** start of The input **
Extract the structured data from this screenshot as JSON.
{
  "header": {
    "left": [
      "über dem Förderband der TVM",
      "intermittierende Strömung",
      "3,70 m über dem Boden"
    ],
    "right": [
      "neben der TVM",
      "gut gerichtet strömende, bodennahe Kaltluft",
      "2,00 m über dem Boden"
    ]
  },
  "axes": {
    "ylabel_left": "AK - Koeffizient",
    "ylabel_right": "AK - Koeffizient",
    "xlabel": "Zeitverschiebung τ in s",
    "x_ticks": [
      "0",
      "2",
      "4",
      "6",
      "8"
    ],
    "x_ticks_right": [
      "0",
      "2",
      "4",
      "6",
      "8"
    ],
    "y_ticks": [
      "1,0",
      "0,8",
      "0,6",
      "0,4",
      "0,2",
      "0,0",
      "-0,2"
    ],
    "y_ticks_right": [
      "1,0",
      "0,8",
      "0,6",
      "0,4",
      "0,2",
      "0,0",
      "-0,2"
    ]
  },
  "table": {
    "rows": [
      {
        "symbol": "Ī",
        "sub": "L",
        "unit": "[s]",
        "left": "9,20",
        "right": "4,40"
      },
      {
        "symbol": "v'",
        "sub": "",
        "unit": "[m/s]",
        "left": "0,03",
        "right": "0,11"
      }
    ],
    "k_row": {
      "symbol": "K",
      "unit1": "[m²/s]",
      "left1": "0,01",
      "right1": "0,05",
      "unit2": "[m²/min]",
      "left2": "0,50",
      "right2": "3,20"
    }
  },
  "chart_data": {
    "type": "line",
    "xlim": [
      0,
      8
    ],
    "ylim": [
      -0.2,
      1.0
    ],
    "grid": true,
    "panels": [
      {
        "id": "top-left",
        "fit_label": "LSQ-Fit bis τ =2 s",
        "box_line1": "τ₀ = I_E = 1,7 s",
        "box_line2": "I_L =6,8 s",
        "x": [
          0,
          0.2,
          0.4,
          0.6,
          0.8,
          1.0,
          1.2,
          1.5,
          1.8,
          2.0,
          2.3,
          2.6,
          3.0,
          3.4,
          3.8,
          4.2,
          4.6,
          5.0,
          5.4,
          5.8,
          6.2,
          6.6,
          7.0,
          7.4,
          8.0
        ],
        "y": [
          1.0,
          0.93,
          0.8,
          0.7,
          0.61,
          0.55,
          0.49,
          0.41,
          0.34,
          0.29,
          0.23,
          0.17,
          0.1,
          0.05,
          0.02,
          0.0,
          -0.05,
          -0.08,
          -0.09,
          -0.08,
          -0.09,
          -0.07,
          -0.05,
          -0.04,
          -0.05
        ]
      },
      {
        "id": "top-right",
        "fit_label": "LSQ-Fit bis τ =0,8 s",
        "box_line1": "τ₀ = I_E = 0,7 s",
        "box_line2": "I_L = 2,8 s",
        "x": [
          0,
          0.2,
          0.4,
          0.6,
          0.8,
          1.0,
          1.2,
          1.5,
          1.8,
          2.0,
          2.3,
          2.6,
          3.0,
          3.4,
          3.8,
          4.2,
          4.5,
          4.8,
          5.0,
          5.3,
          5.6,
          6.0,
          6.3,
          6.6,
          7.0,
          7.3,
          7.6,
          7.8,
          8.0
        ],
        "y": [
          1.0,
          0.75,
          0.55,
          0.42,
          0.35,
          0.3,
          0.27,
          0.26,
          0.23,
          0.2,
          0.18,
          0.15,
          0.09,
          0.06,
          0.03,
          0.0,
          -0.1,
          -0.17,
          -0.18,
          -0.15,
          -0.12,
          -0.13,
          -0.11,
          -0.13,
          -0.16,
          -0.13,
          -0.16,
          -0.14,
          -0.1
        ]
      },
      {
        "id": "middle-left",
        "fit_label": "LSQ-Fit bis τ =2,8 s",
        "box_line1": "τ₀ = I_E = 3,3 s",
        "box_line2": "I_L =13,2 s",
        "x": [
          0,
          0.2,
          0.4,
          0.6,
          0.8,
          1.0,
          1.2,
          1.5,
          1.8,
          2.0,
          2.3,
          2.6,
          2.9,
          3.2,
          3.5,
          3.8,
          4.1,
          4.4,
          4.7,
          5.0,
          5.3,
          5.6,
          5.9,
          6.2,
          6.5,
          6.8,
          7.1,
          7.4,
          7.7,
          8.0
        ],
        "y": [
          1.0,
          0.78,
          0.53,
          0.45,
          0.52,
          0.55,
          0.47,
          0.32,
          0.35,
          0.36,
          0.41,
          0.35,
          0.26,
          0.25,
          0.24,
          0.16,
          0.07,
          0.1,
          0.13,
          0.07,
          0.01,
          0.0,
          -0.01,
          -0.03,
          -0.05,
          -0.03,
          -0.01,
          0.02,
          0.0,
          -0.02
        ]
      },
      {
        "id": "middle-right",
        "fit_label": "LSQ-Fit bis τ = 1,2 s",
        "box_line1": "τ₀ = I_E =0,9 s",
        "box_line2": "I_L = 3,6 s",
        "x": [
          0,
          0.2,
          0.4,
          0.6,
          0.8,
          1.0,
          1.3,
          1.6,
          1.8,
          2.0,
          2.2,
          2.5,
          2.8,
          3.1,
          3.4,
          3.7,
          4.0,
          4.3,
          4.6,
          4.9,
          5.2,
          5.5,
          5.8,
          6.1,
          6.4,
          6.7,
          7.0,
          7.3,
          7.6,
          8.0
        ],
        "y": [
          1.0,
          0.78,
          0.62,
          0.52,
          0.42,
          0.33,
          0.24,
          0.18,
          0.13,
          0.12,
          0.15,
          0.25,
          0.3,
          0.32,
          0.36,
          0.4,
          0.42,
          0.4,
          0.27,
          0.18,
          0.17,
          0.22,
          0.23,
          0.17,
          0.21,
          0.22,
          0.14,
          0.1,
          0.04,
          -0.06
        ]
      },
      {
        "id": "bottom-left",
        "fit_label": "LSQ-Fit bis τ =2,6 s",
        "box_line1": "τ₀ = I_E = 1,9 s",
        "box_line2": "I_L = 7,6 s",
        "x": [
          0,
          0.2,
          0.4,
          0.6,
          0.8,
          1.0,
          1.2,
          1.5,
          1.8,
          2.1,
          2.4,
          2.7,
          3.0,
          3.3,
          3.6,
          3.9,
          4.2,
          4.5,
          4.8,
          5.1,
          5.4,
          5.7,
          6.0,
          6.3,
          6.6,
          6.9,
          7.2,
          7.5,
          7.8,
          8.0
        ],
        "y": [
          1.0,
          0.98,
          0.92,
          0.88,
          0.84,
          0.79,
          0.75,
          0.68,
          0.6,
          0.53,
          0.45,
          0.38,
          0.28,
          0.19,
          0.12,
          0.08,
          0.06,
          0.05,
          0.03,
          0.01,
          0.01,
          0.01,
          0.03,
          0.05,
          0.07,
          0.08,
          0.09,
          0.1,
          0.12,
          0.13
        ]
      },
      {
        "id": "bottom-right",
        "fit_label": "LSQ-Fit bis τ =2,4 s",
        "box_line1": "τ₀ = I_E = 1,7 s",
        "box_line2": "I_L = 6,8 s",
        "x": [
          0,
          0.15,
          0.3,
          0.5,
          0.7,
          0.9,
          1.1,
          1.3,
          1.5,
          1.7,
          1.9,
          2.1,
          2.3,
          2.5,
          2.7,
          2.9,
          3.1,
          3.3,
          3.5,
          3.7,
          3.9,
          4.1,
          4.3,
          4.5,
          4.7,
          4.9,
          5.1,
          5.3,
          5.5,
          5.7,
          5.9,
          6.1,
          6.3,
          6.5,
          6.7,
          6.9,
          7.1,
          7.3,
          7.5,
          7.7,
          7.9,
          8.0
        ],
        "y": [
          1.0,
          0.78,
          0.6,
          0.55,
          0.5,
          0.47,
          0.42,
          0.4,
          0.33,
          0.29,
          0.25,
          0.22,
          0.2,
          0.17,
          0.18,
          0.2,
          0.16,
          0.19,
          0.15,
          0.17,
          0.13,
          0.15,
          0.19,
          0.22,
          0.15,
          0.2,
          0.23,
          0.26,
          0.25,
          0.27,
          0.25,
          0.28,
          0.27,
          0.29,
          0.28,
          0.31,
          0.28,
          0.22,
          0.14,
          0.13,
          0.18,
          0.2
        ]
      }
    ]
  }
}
** end of The input **
- [Work to be completed]:
Identify each line in the records above containing the word "über"; copy those lines.

- [Finished answer]:
      "über dem Förderband der TVM",
      "3,70 m über dem Boden"
      "2,00 m über dem Boden"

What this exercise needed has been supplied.